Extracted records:
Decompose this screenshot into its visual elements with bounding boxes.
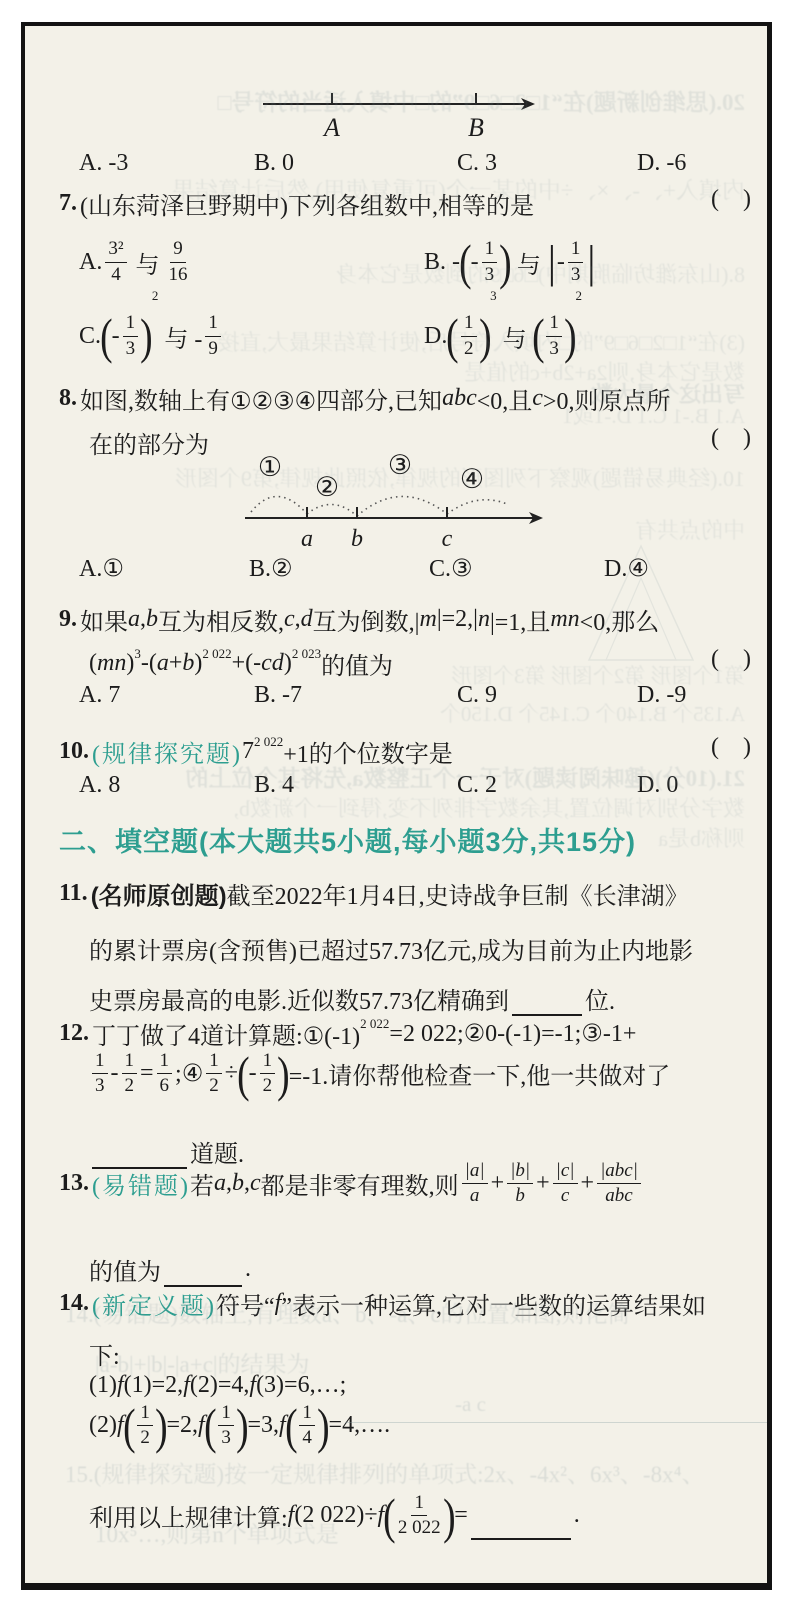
superscript: 2	[575, 288, 582, 304]
text-run: 史票房最高的电影.近似数57.73亿精确到	[89, 981, 509, 1016]
fraction-numerator: 1	[260, 1050, 276, 1074]
big-paren: (	[237, 1053, 249, 1096]
segment-group: 在的部分为	[89, 425, 209, 460]
fraction: 13	[92, 1050, 108, 1098]
text-run: 在的部分为	[89, 425, 209, 460]
math-variable: c	[250, 1170, 261, 1197]
fraction: |b|b	[507, 1160, 533, 1208]
fraction-numerator: 1	[299, 1402, 315, 1426]
answer-blank	[164, 1261, 242, 1287]
segment-group: 的值为.	[89, 1252, 251, 1287]
question-line: 13-12=16;④12÷(-12)=-1.请你帮他检查一下,他一共做对了	[89, 1046, 751, 1098]
math-variable: m	[419, 606, 436, 633]
math-variable: n	[478, 606, 490, 633]
fraction-numerator: 1	[157, 1050, 173, 1074]
text-run: +	[581, 1170, 595, 1197]
topic-tag: (易错题)	[92, 1166, 190, 1201]
answer-blank	[512, 990, 582, 1016]
text-run: ÷	[225, 1060, 238, 1087]
math-variable: d	[301, 606, 313, 633]
text-run: C.③	[429, 554, 473, 583]
fraction-denominator: 3	[221, 1426, 231, 1449]
text-run: 如果	[80, 602, 128, 637]
text-run: =4,….	[329, 1412, 391, 1439]
option: C.③	[429, 554, 473, 583]
fraction-denominator: abc	[605, 1184, 632, 1207]
bleed-through-text: A.135个 B.140个 C.145个 D.150个	[65, 698, 745, 728]
bleed-through-figure	[581, 538, 701, 673]
option: A.①	[79, 554, 124, 583]
superscript: 2 022	[254, 734, 283, 750]
segment-group: 史票房最高的电影.近似数57.73亿精确到位.	[89, 981, 615, 1016]
text-run: 互为相反数,	[158, 602, 284, 637]
bleed-through-text: 20.(思维创新题)在“1□2□6□9”的□中填入适当的符号□	[65, 84, 745, 117]
segment-group: 的累计票房(含预售)已超过57.73亿元,成为目前为止内地影	[89, 931, 693, 966]
scan-background: { "page": { "paper_bg": "#f3f1e8", "fram…	[0, 0, 790, 1613]
text-run: 位.	[585, 981, 615, 1016]
fraction-denominator: c	[561, 1184, 569, 1207]
superscript: 3	[490, 288, 497, 304]
question-number: 13.	[59, 1170, 89, 1197]
fraction: |c|c	[553, 1160, 578, 1208]
paper: ABA. -3B. 0C. 3D. -67.(山东菏泽巨野期中)下列各组数中,相…	[21, 22, 772, 1590]
big-paren: )	[317, 1405, 329, 1448]
fraction-numerator: 1	[92, 1050, 108, 1074]
math-variable: c	[284, 606, 295, 633]
fraction: 12	[206, 1050, 222, 1098]
question-line: 的累计票房(含预售)已超过57.73亿元,成为目前为止内地影	[89, 931, 751, 966]
text-run: A.①	[79, 554, 124, 583]
bleed-through-text: 14.(易错题)数轴上,有理数a、b、-a、c的位置如图,则化简	[65, 1296, 745, 1329]
question-line: 的值为.	[89, 1252, 751, 1287]
text-run: 截至2022年1月4日,史诗战争巨制《长津湖》	[227, 876, 689, 911]
question-line: 11.(名师原创题)截至2022年1月4日,史诗战争巨制《长津湖》	[59, 876, 751, 911]
text-run: =	[140, 1060, 154, 1087]
segment-group: 11.(名师原创题)截至2022年1月4日,史诗战争巨制《长津湖》	[59, 876, 689, 911]
bleed-through-text: 则称b是a	[65, 822, 745, 853]
bleed-through-line	[345, 1422, 772, 1423]
bleed-through-text: 15.(规律探究题)按一定规律排列的单项式:2x、-4x²、6x³、-8x⁴、	[65, 1456, 745, 1489]
text-run: |=2,|	[437, 606, 478, 633]
bleed-through-text: 内填入+、-、×、÷中的某一个(可重复使用),然后计算结果	[65, 172, 745, 205]
text-run: 互为倒数,|	[313, 602, 420, 637]
fraction-denominator: 2	[125, 1074, 135, 1097]
bleed-through-text: (3)在“1□2□6□9”的□内填入符号后,使计算结果最大,直接	[65, 326, 745, 357]
text-run: 的累计票房(含预售)已超过57.73亿元,成为目前为止内地影	[89, 931, 693, 966]
fraction: 14	[299, 1402, 315, 1450]
text-run: -	[111, 1060, 119, 1087]
big-paren: )	[236, 1405, 248, 1448]
text-run: =3,	[248, 1412, 280, 1439]
text-run: ;④	[175, 1059, 203, 1088]
option: B.②	[249, 554, 293, 583]
text-run: 都是非零有理数,则	[261, 1166, 459, 1201]
fraction-denominator: 3	[95, 1074, 105, 1097]
bleed-through-text: |a-b|+|b|-|a+c|的结果为	[95, 1346, 695, 1379]
fraction-numerator: 1	[218, 1402, 234, 1426]
fraction: |a|a	[462, 1160, 488, 1208]
fraction: |abc|abc	[597, 1160, 641, 1208]
text-run: =2 022;②0-(-1)=-1;③-1+	[389, 1019, 636, 1048]
question-line: 史票房最高的电影.近似数57.73亿精确到位.	[89, 981, 751, 1016]
fraction: 12	[122, 1050, 138, 1098]
text-run: (2)	[89, 1412, 117, 1439]
fraction-denominator: 2	[209, 1074, 219, 1097]
segment-group: 13.(易错题)若a,b,c都是非零有理数,则|a|a+|b|b+|c|c+|a…	[59, 1160, 644, 1208]
fraction-numerator: |c|	[553, 1160, 578, 1184]
fraction-numerator: |abc|	[597, 1160, 641, 1184]
fraction-denominator: 6	[160, 1074, 170, 1097]
text-run: =2,	[166, 1412, 198, 1439]
text-run: B.②	[249, 554, 293, 583]
text-run: 若	[190, 1166, 214, 1201]
bleed-through-text: 10.(经典易错题)观察下列图形的规律,依照此规律,第9个图形	[65, 462, 745, 493]
fraction-numerator: 1	[206, 1050, 222, 1074]
question-number: 11.	[59, 880, 88, 907]
text-run: +	[491, 1170, 505, 1197]
fraction: 16	[157, 1050, 173, 1098]
math-variable: mn	[550, 606, 579, 633]
segment-group: 9.如果a,b互为相反数,c,d互为倒数,|m|=2,|n|=1,且mn<0,那…	[59, 602, 659, 637]
math-variable: b	[146, 606, 158, 633]
fraction-denominator: 2	[263, 1074, 273, 1097]
fraction-numerator: 1	[411, 1492, 427, 1516]
fraction-numerator: |a|	[462, 1160, 488, 1184]
big-paren: (	[285, 1405, 297, 1448]
fraction-numerator: 1	[122, 1050, 138, 1074]
fraction-denominator: a	[470, 1184, 480, 1207]
text-run: |=1,且	[490, 602, 550, 637]
big-paren: )	[277, 1053, 289, 1096]
text-run: =-1.请你帮他检查一下,他一共做对了	[289, 1056, 671, 1091]
math-variable: b	[232, 1170, 244, 1197]
svg-text:B: B	[468, 113, 484, 142]
bleed-through-text: 8.(山东潍坊临朐期中)□6□9的倒数是它本身	[65, 258, 745, 289]
bleed-through-text: 10x⁵…,则第n个单项式是	[95, 1516, 695, 1549]
fraction-numerator: 1	[137, 1402, 153, 1426]
text-run: -	[249, 1060, 257, 1087]
superscript: 2	[152, 288, 159, 304]
superscript: 2 022	[360, 1016, 389, 1032]
big-paren: (	[123, 1405, 135, 1448]
math-variable: a	[128, 606, 140, 633]
fraction: 12	[260, 1050, 276, 1098]
fraction-denominator: b	[515, 1184, 525, 1207]
text-run: +	[536, 1170, 550, 1197]
answer-paren: ( )	[711, 734, 751, 761]
fraction-numerator: |b|	[507, 1160, 533, 1184]
big-paren: (	[204, 1405, 216, 1448]
question-number: 9.	[59, 606, 77, 633]
question-line: 13.(易错题)若a,b,c都是非零有理数,则|a|a+|b|b+|c|c+|a…	[59, 1160, 751, 1208]
svg-text:A: A	[322, 113, 340, 142]
big-paren: )	[155, 1405, 167, 1448]
topic-tag: (名师原创题)	[91, 876, 227, 911]
fraction: 12	[137, 1402, 153, 1450]
fraction-denominator: 4	[302, 1426, 312, 1449]
text-run: 的值为	[89, 1252, 161, 1287]
text-run: .	[245, 1256, 251, 1283]
bleed-through-text: 21.(10分)(趣味阅读题)对于一个正整数a,先将其个位上的	[65, 760, 745, 793]
bleed-through-text: -a c	[455, 1392, 755, 1417]
fraction-denominator: 2	[140, 1426, 150, 1449]
bleed-through-text: A.1 B.-1 C.1 D.-1或1	[65, 400, 745, 430]
segment-group: 13-12=16;④12÷(-12)=-1.请你帮他检查一下,他一共做对了	[89, 1050, 670, 1098]
question-number: 12.	[59, 1020, 89, 1047]
math-variable: a	[214, 1170, 226, 1197]
bleed-through-text: 数字分别对调位置,其余数字排列不变,得到一个新数b,	[65, 792, 745, 823]
segment-group: (2)f(12)=2,f(13)=3,f(14)=4,….	[89, 1402, 390, 1450]
fraction: 13	[218, 1402, 234, 1450]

What is being asked: Please copy the lines of the material above, from the line containing "288, 582, 304]" through the line containing "1405, 329, 1448]", both included.

Complete answer:
superscript: 2	[575, 288, 582, 304]
text-run: 史票房最高的电影.近似数57.73亿精确到	[89, 981, 509, 1016]
fraction-numerator: 1	[260, 1050, 276, 1074]
big-paren: (	[237, 1053, 249, 1096]
segment-group: 在的部分为	[89, 425, 209, 460]
fraction: 13	[92, 1050, 108, 1098]
text-run: 在的部分为	[89, 425, 209, 460]
math-variable: c	[250, 1170, 261, 1197]
fraction: |b|b	[507, 1160, 533, 1208]
fraction-numerator: 1	[299, 1402, 315, 1426]
answer-blank	[164, 1261, 242, 1287]
segment-group: 的值为.	[89, 1252, 251, 1287]
question-line: 13-12=16;④12÷(-12)=-1.请你帮他检查一下,他一共做对了	[89, 1046, 751, 1098]
math-variable: m	[419, 606, 436, 633]
math-variable: n	[478, 606, 490, 633]
fraction-numerator: 1	[157, 1050, 173, 1074]
text-run: +	[581, 1170, 595, 1197]
topic-tag: (易错题)	[92, 1166, 190, 1201]
answer-blank	[512, 990, 582, 1016]
text-run: ÷	[225, 1060, 238, 1087]
math-variable: d	[301, 606, 313, 633]
text-run: C.③	[429, 554, 473, 583]
fraction-denominator: 3	[221, 1426, 231, 1449]
text-run: 如果	[80, 602, 128, 637]
text-run: =4,….	[329, 1412, 391, 1439]
option: C.③	[429, 554, 473, 583]
fraction-denominator: abc	[605, 1184, 632, 1207]
bleed-through-text: A.135个 B.140个 C.145个 D.150个	[65, 698, 745, 728]
bleed-through-figure	[581, 538, 701, 673]
option: A.①	[79, 554, 124, 583]
superscript: 2 022	[254, 734, 283, 750]
segment-group: 史票房最高的电影.近似数57.73亿精确到位.	[89, 981, 615, 1016]
text-run: 互为相反数,	[158, 602, 284, 637]
bleed-through-text: 20.(思维创新题)在“1□2□6□9”的□中填入适当的符号□	[65, 84, 745, 117]
segment-group: 的累计票房(含预售)已超过57.73亿元,成为目前为止内地影	[89, 931, 693, 966]
scan-background: { "page": { "paper_bg": "#f3f1e8", "fram…	[0, 0, 790, 1613]
text-run: 位.	[585, 981, 615, 1016]
fraction-denominator: c	[561, 1184, 569, 1207]
superscript: 3	[490, 288, 497, 304]
question-number: 13.	[59, 1170, 89, 1197]
fraction: |c|c	[553, 1160, 578, 1208]
paper: ABA. -3B. 0C. 3D. -67.(山东菏泽巨野期中)下列各组数中,相…	[21, 22, 772, 1590]
big-paren: )	[317, 1405, 329, 1448]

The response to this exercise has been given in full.